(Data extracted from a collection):
────────

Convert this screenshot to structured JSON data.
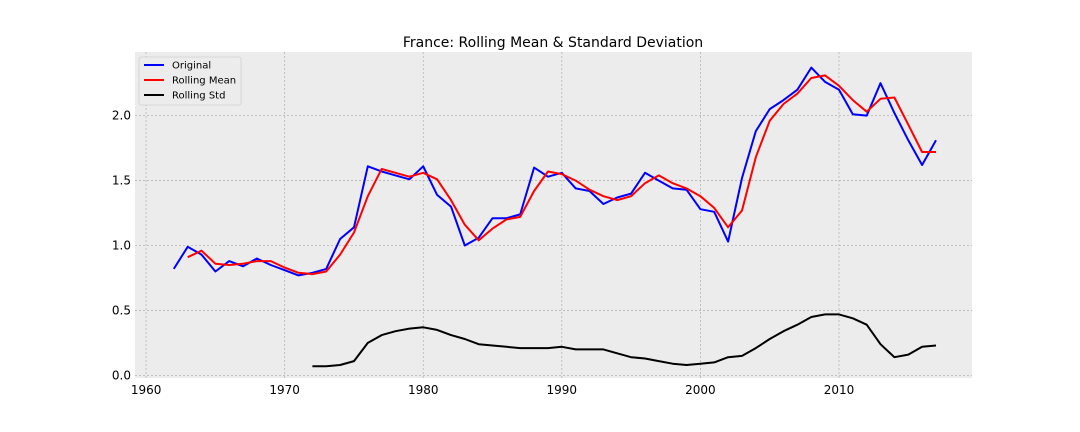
{
  "chart_data": {
    "type": "line",
    "title": "France: Rolling Mean & Standard Deviation",
    "xlabel": "",
    "ylabel": "",
    "xlim": [
      1959.2,
      2019.6
    ],
    "ylim": [
      -0.02,
      2.49
    ],
    "x_ticks": [
      1960,
      1970,
      1980,
      1990,
      2000,
      2010
    ],
    "y_ticks": [
      0.0,
      0.5,
      1.0,
      1.5,
      2.0
    ],
    "y_tick_labels": [
      "0.0",
      "0.5",
      "1.0",
      "1.5",
      "2.0"
    ],
    "grid": true,
    "legend_position": "top-left",
    "series": [
      {
        "name": "Original",
        "color": "#0000ff",
        "x": [
          1962,
          1963,
          1964,
          1965,
          1966,
          1967,
          1968,
          1969,
          1970,
          1971,
          1972,
          1973,
          1974,
          1975,
          1976,
          1977,
          1978,
          1979,
          1980,
          1981,
          1982,
          1983,
          1984,
          1985,
          1986,
          1987,
          1988,
          1989,
          1990,
          1991,
          1992,
          1993,
          1994,
          1995,
          1996,
          1997,
          1998,
          1999,
          2000,
          2001,
          2002,
          2003,
          2004,
          2005,
          2006,
          2007,
          2008,
          2009,
          2010,
          2011,
          2012,
          2013,
          2014,
          2015,
          2016,
          2017
        ],
        "values": [
          0.82,
          0.99,
          0.93,
          0.8,
          0.88,
          0.84,
          0.9,
          0.85,
          0.81,
          0.77,
          0.79,
          0.82,
          1.05,
          1.14,
          1.61,
          1.57,
          1.54,
          1.51,
          1.61,
          1.39,
          1.3,
          1.0,
          1.06,
          1.21,
          1.21,
          1.24,
          1.6,
          1.53,
          1.56,
          1.44,
          1.42,
          1.32,
          1.37,
          1.4,
          1.56,
          1.5,
          1.44,
          1.43,
          1.28,
          1.26,
          1.03,
          1.52,
          1.88,
          2.05,
          2.12,
          2.2,
          2.37,
          2.26,
          2.2,
          2.01,
          2.0,
          2.25,
          2.02,
          1.81,
          1.62,
          1.81
        ]
      },
      {
        "name": "Rolling Mean",
        "color": "#ff0000",
        "x": [
          1963,
          1964,
          1965,
          1966,
          1967,
          1968,
          1969,
          1970,
          1971,
          1972,
          1973,
          1974,
          1975,
          1976,
          1977,
          1978,
          1979,
          1980,
          1981,
          1982,
          1983,
          1984,
          1985,
          1986,
          1987,
          1988,
          1989,
          1990,
          1991,
          1992,
          1993,
          1994,
          1995,
          1996,
          1997,
          1998,
          1999,
          2000,
          2001,
          2002,
          2003,
          2004,
          2005,
          2006,
          2007,
          2008,
          2009,
          2010,
          2011,
          2012,
          2013,
          2014,
          2015,
          2016,
          2017
        ],
        "values": [
          0.91,
          0.96,
          0.86,
          0.85,
          0.86,
          0.88,
          0.88,
          0.83,
          0.79,
          0.78,
          0.8,
          0.93,
          1.1,
          1.38,
          1.59,
          1.56,
          1.53,
          1.56,
          1.51,
          1.35,
          1.16,
          1.04,
          1.13,
          1.2,
          1.22,
          1.42,
          1.57,
          1.55,
          1.5,
          1.43,
          1.38,
          1.35,
          1.38,
          1.48,
          1.54,
          1.48,
          1.44,
          1.38,
          1.29,
          1.14,
          1.27,
          1.68,
          1.96,
          2.09,
          2.17,
          2.29,
          2.31,
          2.23,
          2.12,
          2.03,
          2.13,
          2.14,
          1.93,
          1.72,
          1.72
        ]
      },
      {
        "name": "Rolling Std",
        "color": "#000000",
        "x": [
          1972,
          1973,
          1974,
          1975,
          1976,
          1977,
          1978,
          1979,
          1980,
          1981,
          1982,
          1983,
          1984,
          1985,
          1986,
          1987,
          1988,
          1989,
          1990,
          1991,
          1992,
          1993,
          1994,
          1995,
          1996,
          1997,
          1998,
          1999,
          2000,
          2001,
          2002,
          2003,
          2004,
          2005,
          2006,
          2007,
          2008,
          2009,
          2010,
          2011,
          2012,
          2013,
          2014,
          2015,
          2016,
          2017
        ],
        "values": [
          0.07,
          0.07,
          0.08,
          0.11,
          0.25,
          0.31,
          0.34,
          0.36,
          0.37,
          0.35,
          0.31,
          0.28,
          0.24,
          0.23,
          0.22,
          0.21,
          0.21,
          0.21,
          0.22,
          0.2,
          0.2,
          0.2,
          0.17,
          0.14,
          0.13,
          0.11,
          0.09,
          0.08,
          0.09,
          0.1,
          0.14,
          0.15,
          0.21,
          0.28,
          0.34,
          0.39,
          0.45,
          0.47,
          0.47,
          0.44,
          0.39,
          0.24,
          0.14,
          0.16,
          0.22,
          0.23
        ]
      }
    ]
  }
}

────────

(TASK GOAL): Copy out all of the material exactly as written, without its pictures.

(RIGHT ANSWER):
Convert this screenshot to structured JSON data.
{
  "chart_data": {
    "type": "line",
    "title": "France: Rolling Mean & Standard Deviation",
    "xlabel": "",
    "ylabel": "",
    "xlim": [
      1959.2,
      2019.6
    ],
    "ylim": [
      -0.02,
      2.49
    ],
    "x_ticks": [
      1960,
      1970,
      1980,
      1990,
      2000,
      2010
    ],
    "y_ticks": [
      0.0,
      0.5,
      1.0,
      1.5,
      2.0
    ],
    "y_tick_labels": [
      "0.0",
      "0.5",
      "1.0",
      "1.5",
      "2.0"
    ],
    "grid": true,
    "legend_position": "top-left",
    "series": [
      {
        "name": "Original",
        "color": "#0000ff",
        "x": [
          1962,
          1963,
          1964,
          1965,
          1966,
          1967,
          1968,
          1969,
          1970,
          1971,
          1972,
          1973,
          1974,
          1975,
          1976,
          1977,
          1978,
          1979,
          1980,
          1981,
          1982,
          1983,
          1984,
          1985,
          1986,
          1987,
          1988,
          1989,
          1990,
          1991,
          1992,
          1993,
          1994,
          1995,
          1996,
          1997,
          1998,
          1999,
          2000,
          2001,
          2002,
          2003,
          2004,
          2005,
          2006,
          2007,
          2008,
          2009,
          2010,
          2011,
          2012,
          2013,
          2014,
          2015,
          2016,
          2017
        ],
        "values": [
          0.82,
          0.99,
          0.93,
          0.8,
          0.88,
          0.84,
          0.9,
          0.85,
          0.81,
          0.77,
          0.79,
          0.82,
          1.05,
          1.14,
          1.61,
          1.57,
          1.54,
          1.51,
          1.61,
          1.39,
          1.3,
          1.0,
          1.06,
          1.21,
          1.21,
          1.24,
          1.6,
          1.53,
          1.56,
          1.44,
          1.42,
          1.32,
          1.37,
          1.4,
          1.56,
          1.5,
          1.44,
          1.43,
          1.28,
          1.26,
          1.03,
          1.52,
          1.88,
          2.05,
          2.12,
          2.2,
          2.37,
          2.26,
          2.2,
          2.01,
          2.0,
          2.25,
          2.02,
          1.81,
          1.62,
          1.81
        ]
      },
      {
        "name": "Rolling Mean",
        "color": "#ff0000",
        "x": [
          1963,
          1964,
          1965,
          1966,
          1967,
          1968,
          1969,
          1970,
          1971,
          1972,
          1973,
          1974,
          1975,
          1976,
          1977,
          1978,
          1979,
          1980,
          1981,
          1982,
          1983,
          1984,
          1985,
          1986,
          1987,
          1988,
          1989,
          1990,
          1991,
          1992,
          1993,
          1994,
          1995,
          1996,
          1997,
          1998,
          1999,
          2000,
          2001,
          2002,
          2003,
          2004,
          2005,
          2006,
          2007,
          2008,
          2009,
          2010,
          2011,
          2012,
          2013,
          2014,
          2015,
          2016,
          2017
        ],
        "values": [
          0.91,
          0.96,
          0.86,
          0.85,
          0.86,
          0.88,
          0.88,
          0.83,
          0.79,
          0.78,
          0.8,
          0.93,
          1.1,
          1.38,
          1.59,
          1.56,
          1.53,
          1.56,
          1.51,
          1.35,
          1.16,
          1.04,
          1.13,
          1.2,
          1.22,
          1.42,
          1.57,
          1.55,
          1.5,
          1.43,
          1.38,
          1.35,
          1.38,
          1.48,
          1.54,
          1.48,
          1.44,
          1.38,
          1.29,
          1.14,
          1.27,
          1.68,
          1.96,
          2.09,
          2.17,
          2.29,
          2.31,
          2.23,
          2.12,
          2.03,
          2.13,
          2.14,
          1.93,
          1.72,
          1.72
        ]
      },
      {
        "name": "Rolling Std",
        "color": "#000000",
        "x": [
          1972,
          1973,
          1974,
          1975,
          1976,
          1977,
          1978,
          1979,
          1980,
          1981,
          1982,
          1983,
          1984,
          1985,
          1986,
          1987,
          1988,
          1989,
          1990,
          1991,
          1992,
          1993,
          1994,
          1995,
          1996,
          1997,
          1998,
          1999,
          2000,
          2001,
          2002,
          2003,
          2004,
          2005,
          2006,
          2007,
          2008,
          2009,
          2010,
          2011,
          2012,
          2013,
          2014,
          2015,
          2016,
          2017
        ],
        "values": [
          0.07,
          0.07,
          0.08,
          0.11,
          0.25,
          0.31,
          0.34,
          0.36,
          0.37,
          0.35,
          0.31,
          0.28,
          0.24,
          0.23,
          0.22,
          0.21,
          0.21,
          0.21,
          0.22,
          0.2,
          0.2,
          0.2,
          0.17,
          0.14,
          0.13,
          0.11,
          0.09,
          0.08,
          0.09,
          0.1,
          0.14,
          0.15,
          0.21,
          0.28,
          0.34,
          0.39,
          0.45,
          0.47,
          0.47,
          0.44,
          0.39,
          0.24,
          0.14,
          0.16,
          0.22,
          0.23
        ]
      }
    ]
  }
}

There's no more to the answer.